Below are entries; tally how many lines hold the string "四氯化碳" and answer with only that figure.
-*-
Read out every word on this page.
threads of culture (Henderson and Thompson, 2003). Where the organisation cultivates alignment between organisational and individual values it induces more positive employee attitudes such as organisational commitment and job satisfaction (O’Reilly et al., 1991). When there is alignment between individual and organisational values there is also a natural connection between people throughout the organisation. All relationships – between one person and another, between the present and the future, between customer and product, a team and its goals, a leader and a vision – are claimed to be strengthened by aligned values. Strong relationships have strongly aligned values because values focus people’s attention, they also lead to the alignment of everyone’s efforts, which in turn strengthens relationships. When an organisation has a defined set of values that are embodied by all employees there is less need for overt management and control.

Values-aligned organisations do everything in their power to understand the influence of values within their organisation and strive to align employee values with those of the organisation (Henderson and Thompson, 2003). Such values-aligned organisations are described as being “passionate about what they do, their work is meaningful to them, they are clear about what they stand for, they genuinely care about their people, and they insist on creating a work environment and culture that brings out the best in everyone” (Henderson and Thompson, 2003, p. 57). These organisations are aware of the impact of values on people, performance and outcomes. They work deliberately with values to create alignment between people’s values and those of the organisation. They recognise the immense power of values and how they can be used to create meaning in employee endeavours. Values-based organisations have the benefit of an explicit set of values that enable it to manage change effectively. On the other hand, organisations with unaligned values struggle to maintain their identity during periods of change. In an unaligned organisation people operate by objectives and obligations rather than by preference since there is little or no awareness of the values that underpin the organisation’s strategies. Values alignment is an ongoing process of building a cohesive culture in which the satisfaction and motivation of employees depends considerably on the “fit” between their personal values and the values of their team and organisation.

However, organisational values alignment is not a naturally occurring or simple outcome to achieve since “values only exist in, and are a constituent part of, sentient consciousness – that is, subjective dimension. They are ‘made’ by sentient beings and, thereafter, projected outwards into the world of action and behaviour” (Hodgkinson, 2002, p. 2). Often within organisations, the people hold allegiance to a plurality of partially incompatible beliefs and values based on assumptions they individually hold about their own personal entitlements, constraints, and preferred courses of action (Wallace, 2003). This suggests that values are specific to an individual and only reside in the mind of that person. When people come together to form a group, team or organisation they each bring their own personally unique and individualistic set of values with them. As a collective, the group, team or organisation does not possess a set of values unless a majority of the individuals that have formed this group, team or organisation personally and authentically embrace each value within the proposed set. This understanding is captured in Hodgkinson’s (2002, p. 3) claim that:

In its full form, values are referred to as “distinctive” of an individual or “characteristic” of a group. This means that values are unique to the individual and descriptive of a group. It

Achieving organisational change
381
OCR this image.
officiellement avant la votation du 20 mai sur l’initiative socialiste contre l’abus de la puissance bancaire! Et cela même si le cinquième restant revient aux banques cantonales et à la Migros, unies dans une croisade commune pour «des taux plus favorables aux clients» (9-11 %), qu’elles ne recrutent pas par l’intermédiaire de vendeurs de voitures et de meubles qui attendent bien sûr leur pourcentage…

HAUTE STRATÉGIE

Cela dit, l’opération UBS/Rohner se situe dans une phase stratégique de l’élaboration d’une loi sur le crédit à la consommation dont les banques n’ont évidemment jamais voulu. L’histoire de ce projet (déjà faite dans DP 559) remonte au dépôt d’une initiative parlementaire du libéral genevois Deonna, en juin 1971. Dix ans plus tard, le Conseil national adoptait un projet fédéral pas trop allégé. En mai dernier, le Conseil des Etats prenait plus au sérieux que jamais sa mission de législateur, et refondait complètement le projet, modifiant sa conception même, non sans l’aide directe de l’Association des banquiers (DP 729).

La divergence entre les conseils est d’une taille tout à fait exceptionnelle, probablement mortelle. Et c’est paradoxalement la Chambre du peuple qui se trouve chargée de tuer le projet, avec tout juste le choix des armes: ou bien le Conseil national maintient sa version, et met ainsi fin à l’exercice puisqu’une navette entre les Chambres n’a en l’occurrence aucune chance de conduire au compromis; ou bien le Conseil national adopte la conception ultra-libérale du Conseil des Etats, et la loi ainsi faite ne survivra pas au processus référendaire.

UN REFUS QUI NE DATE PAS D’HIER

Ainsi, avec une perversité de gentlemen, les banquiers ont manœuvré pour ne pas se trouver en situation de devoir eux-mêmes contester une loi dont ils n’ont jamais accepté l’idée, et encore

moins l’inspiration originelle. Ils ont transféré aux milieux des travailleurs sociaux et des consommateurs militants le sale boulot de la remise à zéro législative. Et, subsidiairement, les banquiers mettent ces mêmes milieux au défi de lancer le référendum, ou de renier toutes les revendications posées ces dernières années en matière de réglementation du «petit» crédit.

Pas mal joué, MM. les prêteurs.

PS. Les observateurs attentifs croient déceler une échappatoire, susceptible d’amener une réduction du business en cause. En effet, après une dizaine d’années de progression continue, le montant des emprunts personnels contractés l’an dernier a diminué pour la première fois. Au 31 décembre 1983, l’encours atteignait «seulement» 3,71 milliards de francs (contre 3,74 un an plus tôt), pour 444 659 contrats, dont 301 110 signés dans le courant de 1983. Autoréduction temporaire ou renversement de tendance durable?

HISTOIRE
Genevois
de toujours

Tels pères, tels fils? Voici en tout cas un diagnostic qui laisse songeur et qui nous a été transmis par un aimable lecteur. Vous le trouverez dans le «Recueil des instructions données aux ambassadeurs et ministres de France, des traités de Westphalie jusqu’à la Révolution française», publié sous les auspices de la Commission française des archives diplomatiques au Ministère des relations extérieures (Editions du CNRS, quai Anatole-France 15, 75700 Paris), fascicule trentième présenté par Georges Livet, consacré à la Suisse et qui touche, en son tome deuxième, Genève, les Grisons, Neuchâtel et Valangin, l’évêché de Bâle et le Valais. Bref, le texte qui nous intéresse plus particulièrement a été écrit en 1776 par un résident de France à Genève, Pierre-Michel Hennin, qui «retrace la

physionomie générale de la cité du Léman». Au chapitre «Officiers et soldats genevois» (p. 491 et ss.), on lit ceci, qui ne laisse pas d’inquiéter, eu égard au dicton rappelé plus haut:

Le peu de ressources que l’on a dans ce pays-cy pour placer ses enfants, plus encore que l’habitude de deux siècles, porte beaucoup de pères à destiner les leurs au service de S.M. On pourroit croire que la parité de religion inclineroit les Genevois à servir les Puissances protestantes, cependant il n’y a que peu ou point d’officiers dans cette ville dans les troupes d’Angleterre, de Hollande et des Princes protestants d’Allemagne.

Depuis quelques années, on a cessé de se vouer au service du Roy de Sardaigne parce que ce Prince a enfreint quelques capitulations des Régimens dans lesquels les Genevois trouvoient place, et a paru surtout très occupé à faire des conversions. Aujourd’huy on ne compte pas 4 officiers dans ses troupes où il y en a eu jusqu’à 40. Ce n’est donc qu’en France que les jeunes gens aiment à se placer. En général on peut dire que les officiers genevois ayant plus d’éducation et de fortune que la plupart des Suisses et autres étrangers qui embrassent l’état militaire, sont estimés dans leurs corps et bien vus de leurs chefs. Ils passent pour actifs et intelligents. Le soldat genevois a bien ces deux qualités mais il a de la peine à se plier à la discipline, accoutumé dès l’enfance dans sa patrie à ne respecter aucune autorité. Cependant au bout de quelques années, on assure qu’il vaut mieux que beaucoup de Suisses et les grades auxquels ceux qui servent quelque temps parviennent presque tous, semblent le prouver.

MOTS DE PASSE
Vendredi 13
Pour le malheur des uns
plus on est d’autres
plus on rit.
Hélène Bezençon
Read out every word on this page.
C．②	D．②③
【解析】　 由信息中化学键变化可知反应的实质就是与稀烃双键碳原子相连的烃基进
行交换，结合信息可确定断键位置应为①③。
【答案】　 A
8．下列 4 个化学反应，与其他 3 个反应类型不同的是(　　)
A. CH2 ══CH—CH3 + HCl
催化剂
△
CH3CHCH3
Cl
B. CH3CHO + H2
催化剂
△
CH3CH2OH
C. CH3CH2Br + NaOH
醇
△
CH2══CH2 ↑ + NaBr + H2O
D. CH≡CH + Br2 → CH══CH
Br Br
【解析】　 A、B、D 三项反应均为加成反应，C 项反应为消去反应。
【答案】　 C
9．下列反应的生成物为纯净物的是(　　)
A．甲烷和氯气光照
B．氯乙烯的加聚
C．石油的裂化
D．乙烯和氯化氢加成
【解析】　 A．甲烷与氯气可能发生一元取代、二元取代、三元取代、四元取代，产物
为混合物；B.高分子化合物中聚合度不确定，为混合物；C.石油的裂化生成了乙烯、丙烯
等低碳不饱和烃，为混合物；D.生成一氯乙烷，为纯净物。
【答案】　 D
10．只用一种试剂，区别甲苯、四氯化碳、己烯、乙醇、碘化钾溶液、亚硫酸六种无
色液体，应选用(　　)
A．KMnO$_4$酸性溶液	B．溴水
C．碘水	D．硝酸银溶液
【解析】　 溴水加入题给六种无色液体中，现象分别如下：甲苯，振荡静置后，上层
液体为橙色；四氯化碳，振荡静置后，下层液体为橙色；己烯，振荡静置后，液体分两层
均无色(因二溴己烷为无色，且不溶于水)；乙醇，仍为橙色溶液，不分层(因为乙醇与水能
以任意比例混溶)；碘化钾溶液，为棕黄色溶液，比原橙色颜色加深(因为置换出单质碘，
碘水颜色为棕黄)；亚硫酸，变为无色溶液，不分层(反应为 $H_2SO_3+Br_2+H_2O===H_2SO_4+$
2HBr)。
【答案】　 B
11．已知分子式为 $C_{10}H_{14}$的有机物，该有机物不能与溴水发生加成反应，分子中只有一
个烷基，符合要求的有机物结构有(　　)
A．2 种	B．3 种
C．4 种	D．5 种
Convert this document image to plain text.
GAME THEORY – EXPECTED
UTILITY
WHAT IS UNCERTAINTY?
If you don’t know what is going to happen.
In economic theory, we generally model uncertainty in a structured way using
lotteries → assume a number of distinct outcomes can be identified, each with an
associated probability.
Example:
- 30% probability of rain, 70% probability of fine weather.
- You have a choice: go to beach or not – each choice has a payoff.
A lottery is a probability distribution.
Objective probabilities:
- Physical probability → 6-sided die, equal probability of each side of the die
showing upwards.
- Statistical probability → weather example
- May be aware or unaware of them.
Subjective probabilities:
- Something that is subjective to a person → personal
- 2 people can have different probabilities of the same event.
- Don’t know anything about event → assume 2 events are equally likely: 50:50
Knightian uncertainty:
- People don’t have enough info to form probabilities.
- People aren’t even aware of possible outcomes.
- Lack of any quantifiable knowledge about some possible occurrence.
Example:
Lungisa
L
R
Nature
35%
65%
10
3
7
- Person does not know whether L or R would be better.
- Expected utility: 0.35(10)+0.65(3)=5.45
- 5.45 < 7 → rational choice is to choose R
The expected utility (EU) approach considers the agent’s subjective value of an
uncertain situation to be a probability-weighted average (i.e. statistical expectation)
-*-
→ The completed task
2